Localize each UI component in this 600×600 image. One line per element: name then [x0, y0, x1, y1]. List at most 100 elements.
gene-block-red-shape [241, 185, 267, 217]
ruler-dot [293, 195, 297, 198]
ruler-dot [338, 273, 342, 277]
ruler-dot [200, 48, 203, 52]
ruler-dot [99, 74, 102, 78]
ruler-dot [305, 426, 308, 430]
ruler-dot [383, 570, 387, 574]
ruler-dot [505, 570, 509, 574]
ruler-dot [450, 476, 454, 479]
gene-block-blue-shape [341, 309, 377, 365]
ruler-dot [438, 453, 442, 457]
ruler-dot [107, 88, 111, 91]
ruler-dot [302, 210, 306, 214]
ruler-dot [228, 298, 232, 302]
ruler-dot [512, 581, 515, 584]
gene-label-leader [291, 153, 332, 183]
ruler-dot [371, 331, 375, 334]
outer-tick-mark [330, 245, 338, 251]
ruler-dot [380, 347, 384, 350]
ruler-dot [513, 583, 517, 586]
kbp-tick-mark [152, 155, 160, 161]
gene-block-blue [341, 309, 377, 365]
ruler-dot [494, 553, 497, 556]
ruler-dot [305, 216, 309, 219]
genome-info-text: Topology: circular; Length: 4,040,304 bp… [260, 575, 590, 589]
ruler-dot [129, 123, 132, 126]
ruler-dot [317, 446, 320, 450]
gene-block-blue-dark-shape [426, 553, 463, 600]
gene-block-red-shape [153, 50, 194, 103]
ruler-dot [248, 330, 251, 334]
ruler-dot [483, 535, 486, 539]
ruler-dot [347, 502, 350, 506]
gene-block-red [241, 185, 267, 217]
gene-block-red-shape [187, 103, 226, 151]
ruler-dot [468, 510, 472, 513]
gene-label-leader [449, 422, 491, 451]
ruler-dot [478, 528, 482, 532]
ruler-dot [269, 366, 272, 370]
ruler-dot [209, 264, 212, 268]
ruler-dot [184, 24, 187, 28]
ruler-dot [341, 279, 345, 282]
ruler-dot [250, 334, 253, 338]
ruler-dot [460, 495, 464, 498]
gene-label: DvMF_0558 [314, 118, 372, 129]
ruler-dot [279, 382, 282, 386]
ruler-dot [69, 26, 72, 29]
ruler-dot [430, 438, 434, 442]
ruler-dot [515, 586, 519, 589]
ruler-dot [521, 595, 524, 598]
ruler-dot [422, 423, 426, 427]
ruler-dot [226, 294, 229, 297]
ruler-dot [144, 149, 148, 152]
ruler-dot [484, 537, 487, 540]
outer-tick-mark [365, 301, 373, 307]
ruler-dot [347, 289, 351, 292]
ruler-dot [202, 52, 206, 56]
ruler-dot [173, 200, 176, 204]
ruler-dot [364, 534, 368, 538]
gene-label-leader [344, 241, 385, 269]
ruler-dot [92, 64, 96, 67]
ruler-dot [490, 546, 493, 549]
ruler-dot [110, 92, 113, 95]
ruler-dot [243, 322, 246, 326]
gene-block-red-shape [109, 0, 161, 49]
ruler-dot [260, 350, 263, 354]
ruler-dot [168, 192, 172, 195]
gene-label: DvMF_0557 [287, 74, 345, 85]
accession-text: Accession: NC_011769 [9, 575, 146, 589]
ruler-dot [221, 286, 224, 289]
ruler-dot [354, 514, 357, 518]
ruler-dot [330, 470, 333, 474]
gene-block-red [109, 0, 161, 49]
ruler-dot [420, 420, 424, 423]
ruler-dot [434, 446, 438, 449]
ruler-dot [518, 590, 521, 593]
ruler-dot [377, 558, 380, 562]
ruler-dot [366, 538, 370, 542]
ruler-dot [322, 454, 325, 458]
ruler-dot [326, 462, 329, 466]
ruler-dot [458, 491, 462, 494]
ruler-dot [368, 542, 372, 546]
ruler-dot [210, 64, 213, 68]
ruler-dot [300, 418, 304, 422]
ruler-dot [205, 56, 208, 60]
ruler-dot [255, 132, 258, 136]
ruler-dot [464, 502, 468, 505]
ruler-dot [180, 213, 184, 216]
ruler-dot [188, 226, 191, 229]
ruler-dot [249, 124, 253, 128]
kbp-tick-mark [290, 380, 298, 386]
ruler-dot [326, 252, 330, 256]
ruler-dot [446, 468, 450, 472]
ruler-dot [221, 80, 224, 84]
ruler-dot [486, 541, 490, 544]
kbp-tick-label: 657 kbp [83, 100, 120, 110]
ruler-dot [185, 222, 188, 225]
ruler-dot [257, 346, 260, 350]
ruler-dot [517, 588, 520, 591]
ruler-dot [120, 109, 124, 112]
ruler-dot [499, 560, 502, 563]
....
> **ASSIGNED TASK**:
The data above is to be returned exactly, with nothing altered.

> **EXPECTED OUTPUT**:
Localize each UI component in this 600×600 image. One line per element: name then [x0, y0, x1, y1]. List at most 100 elements.
gene-block-red-shape [241, 185, 267, 217]
ruler-dot [293, 195, 297, 198]
ruler-dot [338, 273, 342, 277]
ruler-dot [200, 48, 203, 52]
ruler-dot [99, 74, 102, 78]
ruler-dot [305, 426, 308, 430]
ruler-dot [383, 570, 387, 574]
ruler-dot [505, 570, 509, 574]
ruler-dot [450, 476, 454, 479]
gene-block-blue-shape [341, 309, 377, 365]
ruler-dot [438, 453, 442, 457]
ruler-dot [107, 88, 111, 91]
ruler-dot [302, 210, 306, 214]
ruler-dot [228, 298, 232, 302]
ruler-dot [512, 581, 515, 584]
gene-label-leader [291, 153, 332, 183]
ruler-dot [371, 331, 375, 334]
outer-tick-mark [330, 245, 338, 251]
ruler-dot [380, 347, 384, 350]
ruler-dot [513, 583, 517, 586]
kbp-tick-mark [152, 155, 160, 161]
gene-block-blue [341, 309, 377, 365]
ruler-dot [494, 553, 497, 556]
ruler-dot [305, 216, 309, 219]
genome-info-text: Topology: circular; Length: 4,040,304 bp… [260, 575, 590, 589]
ruler-dot [129, 123, 132, 126]
ruler-dot [317, 446, 320, 450]
gene-block-blue-dark-shape [426, 553, 463, 600]
gene-block-red-shape [153, 50, 194, 103]
ruler-dot [248, 330, 251, 334]
ruler-dot [483, 535, 486, 539]
ruler-dot [347, 502, 350, 506]
gene-block-red [241, 185, 267, 217]
gene-block-red-shape [187, 103, 226, 151]
ruler-dot [468, 510, 472, 513]
gene-label-leader [449, 422, 491, 451]
ruler-dot [478, 528, 482, 532]
ruler-dot [269, 366, 272, 370]
ruler-dot [209, 264, 212, 268]
ruler-dot [184, 24, 187, 28]
ruler-dot [341, 279, 345, 282]
ruler-dot [250, 334, 253, 338]
ruler-dot [460, 495, 464, 498]
gene-label: DvMF_0558 [314, 118, 372, 129]
ruler-dot [279, 382, 282, 386]
ruler-dot [69, 26, 72, 29]
ruler-dot [430, 438, 434, 442]
ruler-dot [515, 586, 519, 589]
ruler-dot [521, 595, 524, 598]
ruler-dot [422, 423, 426, 427]
ruler-dot [226, 294, 229, 297]
ruler-dot [144, 149, 148, 152]
ruler-dot [484, 537, 487, 540]
outer-tick-mark [365, 301, 373, 307]
ruler-dot [347, 289, 351, 292]
ruler-dot [202, 52, 206, 56]
ruler-dot [173, 200, 176, 204]
ruler-dot [364, 534, 368, 538]
gene-label-leader [344, 241, 385, 269]
ruler-dot [92, 64, 96, 67]
ruler-dot [490, 546, 493, 549]
ruler-dot [110, 92, 113, 95]
ruler-dot [243, 322, 246, 326]
gene-block-red-shape [109, 0, 161, 49]
ruler-dot [260, 350, 263, 354]
ruler-dot [168, 192, 172, 195]
gene-label: DvMF_0557 [287, 74, 345, 85]
accession-text: Accession: NC_011769 [9, 575, 146, 589]
ruler-dot [221, 286, 224, 289]
ruler-dot [354, 514, 357, 518]
ruler-dot [330, 470, 333, 474]
gene-block-red [109, 0, 161, 49]
ruler-dot [420, 420, 424, 423]
ruler-dot [434, 446, 438, 449]
ruler-dot [518, 590, 521, 593]
ruler-dot [377, 558, 380, 562]
ruler-dot [366, 538, 370, 542]
ruler-dot [322, 454, 325, 458]
ruler-dot [326, 462, 329, 466]
ruler-dot [458, 491, 462, 494]
ruler-dot [368, 542, 372, 546]
ruler-dot [210, 64, 213, 68]
ruler-dot [300, 418, 304, 422]
ruler-dot [205, 56, 208, 60]
ruler-dot [255, 132, 258, 136]
ruler-dot [464, 502, 468, 505]
ruler-dot [180, 213, 184, 216]
ruler-dot [188, 226, 191, 229]
ruler-dot [249, 124, 253, 128]
kbp-tick-mark [290, 380, 298, 386]
ruler-dot [326, 252, 330, 256]
ruler-dot [446, 468, 450, 472]
ruler-dot [221, 80, 224, 84]
ruler-dot [486, 541, 490, 544]
kbp-tick-label: 657 kbp [83, 100, 120, 110]
ruler-dot [185, 222, 188, 225]
ruler-dot [257, 346, 260, 350]
ruler-dot [517, 588, 520, 591]
ruler-dot [120, 109, 124, 112]
ruler-dot [499, 560, 502, 563]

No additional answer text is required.